**Task:** Output the full listing below exactly, without the pictures.

* Begin *

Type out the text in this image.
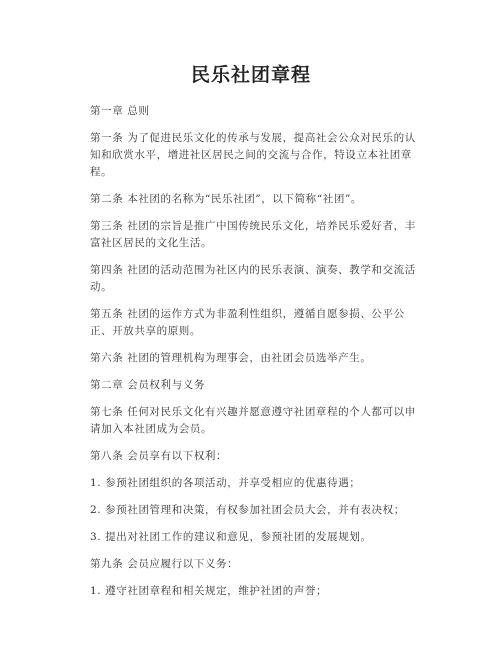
民乐社团章程

第一章 总则

第一条 为了促进民乐文化的传承与发展，提高社会公众对民乐的认知和欣赏水平，增进社区居民之间的交流与合作，特设立本社团章程。

第二条 本社团的名称为“民乐社团”，以下简称“社团”。

第三条 社团的宗旨是推广中国传统民乐文化，培养民乐爱好者，丰富社区居民的文化生活。

第四条 社团的活动范围为社区内的民乐表演、演奏、教学和交流活动。

第五条 社团的运作方式为非盈利性组织，遵循自愿参损、公平公正、开放共享的原则。

第六条 社团的管理机构为理事会，由社团会员选举产生。

第二章 会员权利与义务

第七条 任何对民乐文化有兴趣并愿意遵守社团章程的个人都可以申请加入本社团成为会员。

第八条 会员享有以下权利：

1. 参预社团组织的各项活动，并享受相应的优惠待遇；

2. 参预社团管理和决策，有权参加社团会员大会，并有表决权；

3. 提出对社团工作的建议和意见，参预社团的发展规划。

第九条 会员应履行以下义务：

1. 遵守社团章程和相关规定，维护社团的声誉；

* End *

**Solution:**
Type out the text in this image.
民乐社团章程

第一章 总则

第一条 为了促进民乐文化的传承与发展，提高社会公众对民乐的认知和欣赏水平，增进社区居民之间的交流与合作，特设立本社团章程。

第二条 本社团的名称为“民乐社团”，以下简称“社团”。

第三条 社团的宗旨是推广中国传统民乐文化，培养民乐爱好者，丰富社区居民的文化生活。

第四条 社团的活动范围为社区内的民乐表演、演奏、教学和交流活动。

第五条 社团的运作方式为非盈利性组织，遵循自愿参损、公平公正、开放共享的原则。

第六条 社团的管理机构为理事会，由社团会员选举产生。

第二章 会员权利与义务

第七条 任何对民乐文化有兴趣并愿意遵守社团章程的个人都可以申请加入本社团成为会员。

第八条 会员享有以下权利：

1. 参预社团组织的各项活动，并享受相应的优惠待遇；

2. 参预社团管理和决策，有权参加社团会员大会，并有表决权；

3. 提出对社团工作的建议和意见，参预社团的发展规划。

第九条 会员应履行以下义务：

1. 遵守社团章程和相关规定，维护社团的声誉；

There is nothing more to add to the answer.